* _SELECTED TEXT_:
====
All green (unroasted) coffee has a shelf life from a quality standpoint, meaning that no green coffee will retain its desirable cup characteristics indefinitely without intentional preservation. While the qualities of sweetness, acidity, flavor complexity, and cup clarity that we cherish in the coffees we buy often remain intact for at least a few months following import, there inevitably comes a point in the life of any coffee when desirable cup qualities begin to be masked by flat, drying flavors that are reminiscent of wood and paper. Coffee professionals often describe a coffee that is exhibiting these flat, woody qualities as “faded” or “showing age”, and there is essentially nothing a roasting company can do with faded coffee other than roast it darker, in the hope that aged flavors will be less apparent. Many variables—and often variables that are not the fault of any specific actor in the value chain—can contribute to a green coffee “falling off” sooner than hoped or expected. And once a coffee begins to show age, these unpleasant qualities often worsen rapidly over time. It is always a great shame when a beautiful coffee, representing incredible effort and achievement on the part of the producer, fails to reach its full potential in the cup due to aged qualities.

In over eight years of experimentation, we have found freezing to be an incredibly effective way to indefinitely preserve the freshness and desirable qualities of our green coffees. Freezing coffee has become central to every aspect of Passenger’s approach: from our sourcing philosophy, to roasting and quality control,2 to the year-round menus and unique archival releases that we are able to offer our wholesale partners, online subscribers, and retail guests.

Broader Annual Buying from Foundational Partners

Returning to our earlier discussion of partnership and Passenger’s sourcing philosophy, freezing coffee can immediately be recognized as a key strategy that enables us to pursue the type of investment we are committed to making within the Foundational Partnerships. Freezing coffee dramatically reduces the extent to which we have to factor the risk of green coffee age into our contract decisions: if we can get the coffee from the producing country into the freezer efficiently, that investment will remain an asset indefinitely. This means that instead of buying a few months’ worth of coffee from our partners each harvest, we can confidently contract more than a year’s worth of coffee each harvest. Buying more coffee from our partners each year is better business for them, and it's obviously good for us as we can embrace the strategic benefits of maintaining a longer position— benefits that have been particularly clear amidst the unpredictable international shipping landscape of the last few years.
====
* _DATA SHOWN_:
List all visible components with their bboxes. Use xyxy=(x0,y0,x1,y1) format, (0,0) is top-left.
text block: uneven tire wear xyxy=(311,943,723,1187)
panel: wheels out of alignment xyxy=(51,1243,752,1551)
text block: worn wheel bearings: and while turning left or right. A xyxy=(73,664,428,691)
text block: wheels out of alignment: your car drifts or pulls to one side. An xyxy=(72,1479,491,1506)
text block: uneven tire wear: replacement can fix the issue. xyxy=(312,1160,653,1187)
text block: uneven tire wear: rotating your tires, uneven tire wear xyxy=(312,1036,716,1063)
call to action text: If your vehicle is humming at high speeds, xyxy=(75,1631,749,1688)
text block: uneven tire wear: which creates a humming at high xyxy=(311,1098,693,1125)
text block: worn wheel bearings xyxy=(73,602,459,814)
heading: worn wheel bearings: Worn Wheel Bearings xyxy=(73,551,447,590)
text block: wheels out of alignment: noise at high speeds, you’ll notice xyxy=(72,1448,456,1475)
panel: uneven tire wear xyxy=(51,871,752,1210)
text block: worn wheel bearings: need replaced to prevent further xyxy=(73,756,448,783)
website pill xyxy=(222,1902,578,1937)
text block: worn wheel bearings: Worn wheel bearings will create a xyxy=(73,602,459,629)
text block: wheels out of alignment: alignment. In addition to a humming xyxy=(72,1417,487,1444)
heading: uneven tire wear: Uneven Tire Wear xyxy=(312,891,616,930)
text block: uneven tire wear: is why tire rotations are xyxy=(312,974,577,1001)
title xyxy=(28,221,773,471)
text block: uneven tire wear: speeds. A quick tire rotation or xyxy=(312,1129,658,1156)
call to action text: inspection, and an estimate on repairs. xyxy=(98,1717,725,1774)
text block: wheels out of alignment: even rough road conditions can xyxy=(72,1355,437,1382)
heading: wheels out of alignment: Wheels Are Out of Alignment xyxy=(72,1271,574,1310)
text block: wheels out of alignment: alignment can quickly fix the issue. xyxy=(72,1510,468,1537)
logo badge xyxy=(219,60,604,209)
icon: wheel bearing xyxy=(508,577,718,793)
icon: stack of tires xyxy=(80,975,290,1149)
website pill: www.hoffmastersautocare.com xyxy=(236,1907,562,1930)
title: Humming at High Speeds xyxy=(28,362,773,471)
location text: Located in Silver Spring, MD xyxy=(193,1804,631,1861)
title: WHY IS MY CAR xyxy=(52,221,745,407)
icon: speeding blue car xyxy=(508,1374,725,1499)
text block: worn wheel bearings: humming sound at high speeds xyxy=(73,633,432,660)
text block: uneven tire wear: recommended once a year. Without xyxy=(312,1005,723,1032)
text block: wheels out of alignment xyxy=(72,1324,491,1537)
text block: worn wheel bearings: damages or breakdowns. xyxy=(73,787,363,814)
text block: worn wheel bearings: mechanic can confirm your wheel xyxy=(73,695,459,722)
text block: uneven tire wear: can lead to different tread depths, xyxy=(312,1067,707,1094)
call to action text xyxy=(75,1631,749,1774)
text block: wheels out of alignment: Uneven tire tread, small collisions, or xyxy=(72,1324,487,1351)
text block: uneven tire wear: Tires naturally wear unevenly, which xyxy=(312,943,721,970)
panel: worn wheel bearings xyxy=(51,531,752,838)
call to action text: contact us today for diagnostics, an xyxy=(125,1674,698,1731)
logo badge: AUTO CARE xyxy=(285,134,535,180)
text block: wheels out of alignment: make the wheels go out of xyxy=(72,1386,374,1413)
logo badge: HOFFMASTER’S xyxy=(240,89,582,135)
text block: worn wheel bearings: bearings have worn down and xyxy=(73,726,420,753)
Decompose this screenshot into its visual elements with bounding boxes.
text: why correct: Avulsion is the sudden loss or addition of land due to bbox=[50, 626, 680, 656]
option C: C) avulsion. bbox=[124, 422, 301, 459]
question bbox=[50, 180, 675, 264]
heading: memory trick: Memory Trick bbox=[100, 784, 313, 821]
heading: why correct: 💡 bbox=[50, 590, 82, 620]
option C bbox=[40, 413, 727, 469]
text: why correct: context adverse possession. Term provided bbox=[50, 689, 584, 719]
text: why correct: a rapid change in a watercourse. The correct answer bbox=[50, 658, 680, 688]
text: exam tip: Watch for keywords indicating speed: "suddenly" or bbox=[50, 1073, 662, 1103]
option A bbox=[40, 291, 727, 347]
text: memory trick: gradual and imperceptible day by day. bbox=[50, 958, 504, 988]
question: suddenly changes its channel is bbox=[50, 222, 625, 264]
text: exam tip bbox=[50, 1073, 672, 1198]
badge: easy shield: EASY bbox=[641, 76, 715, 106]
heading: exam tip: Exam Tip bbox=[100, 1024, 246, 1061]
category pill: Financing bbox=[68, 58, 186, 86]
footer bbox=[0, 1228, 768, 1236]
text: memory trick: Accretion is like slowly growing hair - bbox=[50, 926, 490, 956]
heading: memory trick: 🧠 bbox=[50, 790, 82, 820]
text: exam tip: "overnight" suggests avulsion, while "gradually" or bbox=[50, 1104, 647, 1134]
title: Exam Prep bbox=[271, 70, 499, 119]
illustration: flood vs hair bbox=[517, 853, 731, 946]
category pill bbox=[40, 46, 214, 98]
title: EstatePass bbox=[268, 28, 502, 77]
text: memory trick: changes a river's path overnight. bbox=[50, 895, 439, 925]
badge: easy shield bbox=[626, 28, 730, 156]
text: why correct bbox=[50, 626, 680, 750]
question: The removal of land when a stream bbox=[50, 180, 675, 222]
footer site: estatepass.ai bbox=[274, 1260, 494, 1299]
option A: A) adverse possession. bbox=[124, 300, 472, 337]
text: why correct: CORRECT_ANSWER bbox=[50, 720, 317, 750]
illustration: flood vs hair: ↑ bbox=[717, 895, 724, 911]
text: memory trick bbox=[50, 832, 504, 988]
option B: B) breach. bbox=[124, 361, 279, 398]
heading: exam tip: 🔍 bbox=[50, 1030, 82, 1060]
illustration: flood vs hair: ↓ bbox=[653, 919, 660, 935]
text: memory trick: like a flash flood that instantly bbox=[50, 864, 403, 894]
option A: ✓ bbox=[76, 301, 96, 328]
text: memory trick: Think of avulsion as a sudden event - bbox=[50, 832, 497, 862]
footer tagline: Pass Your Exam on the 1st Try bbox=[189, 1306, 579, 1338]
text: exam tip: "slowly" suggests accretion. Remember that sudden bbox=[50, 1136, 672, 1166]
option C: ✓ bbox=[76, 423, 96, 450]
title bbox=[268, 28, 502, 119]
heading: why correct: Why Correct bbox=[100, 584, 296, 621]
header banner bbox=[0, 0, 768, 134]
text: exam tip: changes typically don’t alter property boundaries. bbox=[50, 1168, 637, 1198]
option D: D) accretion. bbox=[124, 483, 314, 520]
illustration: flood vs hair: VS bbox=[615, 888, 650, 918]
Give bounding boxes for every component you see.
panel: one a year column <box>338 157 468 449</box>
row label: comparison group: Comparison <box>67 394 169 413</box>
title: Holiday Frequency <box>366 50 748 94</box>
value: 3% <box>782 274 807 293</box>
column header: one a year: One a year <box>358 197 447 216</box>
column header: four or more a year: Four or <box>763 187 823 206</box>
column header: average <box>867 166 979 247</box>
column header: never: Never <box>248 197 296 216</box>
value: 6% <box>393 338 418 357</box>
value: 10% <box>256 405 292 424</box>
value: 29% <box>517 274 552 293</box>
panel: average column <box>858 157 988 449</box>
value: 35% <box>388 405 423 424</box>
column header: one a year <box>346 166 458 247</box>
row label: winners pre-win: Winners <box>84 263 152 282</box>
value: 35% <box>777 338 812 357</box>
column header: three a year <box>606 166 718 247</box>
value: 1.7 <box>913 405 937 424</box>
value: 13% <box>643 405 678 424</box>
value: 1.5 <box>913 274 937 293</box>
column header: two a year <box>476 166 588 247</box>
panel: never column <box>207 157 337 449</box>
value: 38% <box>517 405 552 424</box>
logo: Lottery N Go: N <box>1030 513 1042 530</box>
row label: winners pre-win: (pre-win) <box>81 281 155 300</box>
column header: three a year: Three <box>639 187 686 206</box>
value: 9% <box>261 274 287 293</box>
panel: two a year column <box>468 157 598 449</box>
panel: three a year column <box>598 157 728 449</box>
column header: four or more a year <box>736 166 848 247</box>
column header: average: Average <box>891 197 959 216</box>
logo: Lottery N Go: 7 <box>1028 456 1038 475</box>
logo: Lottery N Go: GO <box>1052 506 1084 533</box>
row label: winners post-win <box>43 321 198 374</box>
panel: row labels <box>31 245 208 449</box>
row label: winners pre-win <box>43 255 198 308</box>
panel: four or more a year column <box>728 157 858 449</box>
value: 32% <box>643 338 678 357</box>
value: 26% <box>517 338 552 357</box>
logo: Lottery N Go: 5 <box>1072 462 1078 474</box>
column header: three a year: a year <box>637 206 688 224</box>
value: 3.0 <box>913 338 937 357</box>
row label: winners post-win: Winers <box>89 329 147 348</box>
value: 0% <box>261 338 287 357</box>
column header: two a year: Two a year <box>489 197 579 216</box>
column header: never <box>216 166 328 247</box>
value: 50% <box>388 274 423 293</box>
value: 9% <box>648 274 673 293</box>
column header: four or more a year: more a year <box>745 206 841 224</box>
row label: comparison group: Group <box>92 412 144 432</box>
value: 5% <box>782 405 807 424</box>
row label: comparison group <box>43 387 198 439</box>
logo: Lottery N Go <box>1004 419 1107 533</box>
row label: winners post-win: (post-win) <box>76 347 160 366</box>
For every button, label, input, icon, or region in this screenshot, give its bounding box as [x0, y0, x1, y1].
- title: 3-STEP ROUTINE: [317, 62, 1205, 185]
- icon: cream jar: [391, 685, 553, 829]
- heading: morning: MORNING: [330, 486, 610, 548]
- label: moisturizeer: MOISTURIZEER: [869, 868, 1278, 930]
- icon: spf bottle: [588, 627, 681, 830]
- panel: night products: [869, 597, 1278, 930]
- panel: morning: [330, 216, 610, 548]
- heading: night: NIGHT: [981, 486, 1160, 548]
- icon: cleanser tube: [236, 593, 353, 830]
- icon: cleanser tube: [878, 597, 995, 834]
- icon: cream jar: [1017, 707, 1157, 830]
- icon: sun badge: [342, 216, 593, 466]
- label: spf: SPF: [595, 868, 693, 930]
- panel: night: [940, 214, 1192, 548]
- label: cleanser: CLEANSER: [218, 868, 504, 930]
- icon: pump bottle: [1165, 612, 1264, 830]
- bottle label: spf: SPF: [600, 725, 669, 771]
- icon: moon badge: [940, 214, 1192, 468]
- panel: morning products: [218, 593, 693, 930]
====
* _TASK INSTRUCTIONS_:
1. Transcribe part of the passage on freezing green coffee: begin at the words "In over eight" and stop after the words "and retail guests.".
2. Finish out the next part of the passage on freezing green coffee, picking up after its last sentence.

* _EXPECTED OUTPUTS_:
1.
In over eight years of experimentation, we have found freezing to be an incredibly effective way to indefinitely preserve the freshness and desirable qualities of our green coffees. Freezing coffee has become central to every aspect of Passenger’s approach: from our sourcing philosophy, to roasting and quality control,2 to the year-round menus and unique archival releases that we are able to offer our wholesale partners, online subscribers, and retail guests.

2.
High Standards of Roast Consistency

In addition to preserving the fresh and pleasing qualities of our green coffees, freezing is also a key contributing factor to Passenger’s highly consistent roasting program. While a common challenge for many roasting companies is the necessity of adjusting roast profiles to green coffees that are evolving as they age, our coffees are picked up from the freezer on the same day every week, thawed for the same short interval of approximately two days, and roasted very shortly thereafter. This means that our roast profiles require very little adjustment— especially in the case of coffees that are purchased from the same producers year after year.

Unique Opportunities for Menu Curation, Wholesale, Partnership, and Retail Experience

Freezing our green inventory for a number of years running and pursuing broader buying from our core sourcing relationships also supports us in curating our coffee menus in unique and strategic ways. In contrast to many roasting companies that present coffees with a highly seasonal focus (so as to maintain a tight position and keep their menus tasting as fresh as possible), Passenger pursues more of an archival focus: sharing an expansive menu of offerings—some available year-round, some with highly limited availability—that we select from a large inventory of green coffees which are kept indefinitely preserved in the freezer.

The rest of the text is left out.